**** DATA PROVIDED
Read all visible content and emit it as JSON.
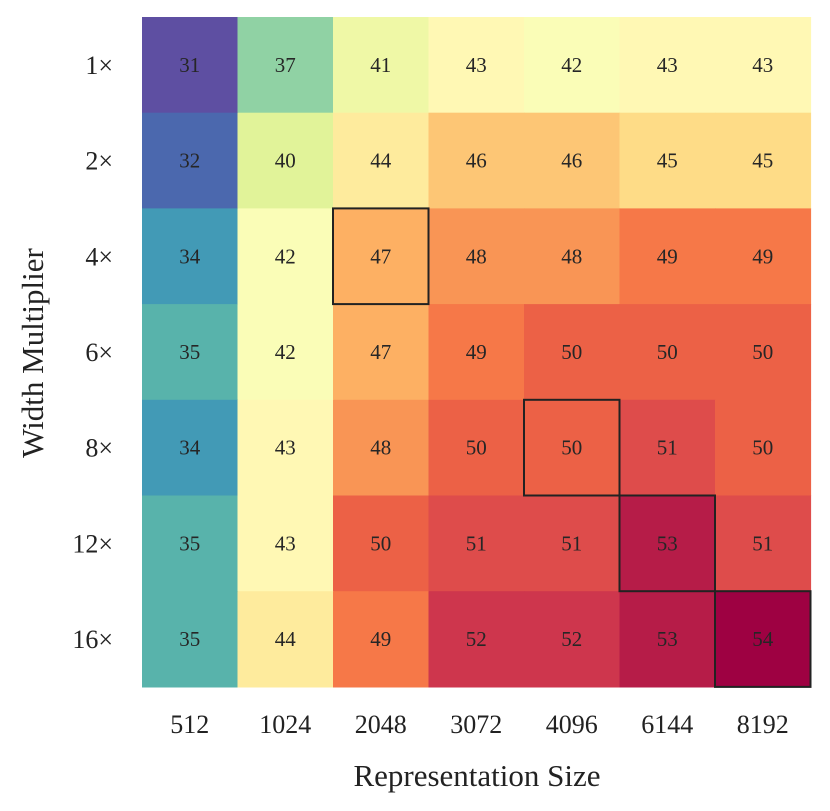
{
  "chart_data": {
    "type": "heatmap",
    "xlabel": "Representation Size",
    "ylabel": "Width Multiplier",
    "x_categories": [
      "512",
      "1024",
      "2048",
      "3072",
      "4096",
      "6144",
      "8192"
    ],
    "y_categories": [
      "1×",
      "2×",
      "4×",
      "6×",
      "8×",
      "12×",
      "16×"
    ],
    "values": [
      [
        31,
        37,
        41,
        43,
        42,
        43,
        43
      ],
      [
        32,
        40,
        44,
        46,
        46,
        45,
        45
      ],
      [
        34,
        42,
        47,
        48,
        48,
        49,
        49
      ],
      [
        35,
        42,
        47,
        49,
        50,
        50,
        50
      ],
      [
        34,
        43,
        48,
        50,
        50,
        51,
        50
      ],
      [
        35,
        43,
        50,
        51,
        51,
        53,
        51
      ],
      [
        35,
        44,
        49,
        52,
        52,
        53,
        54
      ]
    ],
    "highlighted_cells": [
      [
        2,
        2
      ],
      [
        4,
        4
      ],
      [
        5,
        5
      ],
      [
        6,
        6
      ]
    ],
    "colormap": "Spectral_r",
    "vmin": 31,
    "vmax": 54
  }
}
********
◆ EXERCISE DIRECTIONS: Repeat the preceding records precisely, and leave every picture out of the copy.

◆ SOLVED PROBLEM:
Read all visible content and emit it as JSON.
{
  "chart_data": {
    "type": "heatmap",
    "xlabel": "Representation Size",
    "ylabel": "Width Multiplier",
    "x_categories": [
      "512",
      "1024",
      "2048",
      "3072",
      "4096",
      "6144",
      "8192"
    ],
    "y_categories": [
      "1×",
      "2×",
      "4×",
      "6×",
      "8×",
      "12×",
      "16×"
    ],
    "values": [
      [
        31,
        37,
        41,
        43,
        42,
        43,
        43
      ],
      [
        32,
        40,
        44,
        46,
        46,
        45,
        45
      ],
      [
        34,
        42,
        47,
        48,
        48,
        49,
        49
      ],
      [
        35,
        42,
        47,
        49,
        50,
        50,
        50
      ],
      [
        34,
        43,
        48,
        50,
        50,
        51,
        50
      ],
      [
        35,
        43,
        50,
        51,
        51,
        53,
        51
      ],
      [
        35,
        44,
        49,
        52,
        52,
        53,
        54
      ]
    ],
    "highlighted_cells": [
      [
        2,
        2
      ],
      [
        4,
        4
      ],
      [
        5,
        5
      ],
      [
        6,
        6
      ]
    ],
    "colormap": "Spectral_r",
    "vmin": 31,
    "vmax": 54
  }
}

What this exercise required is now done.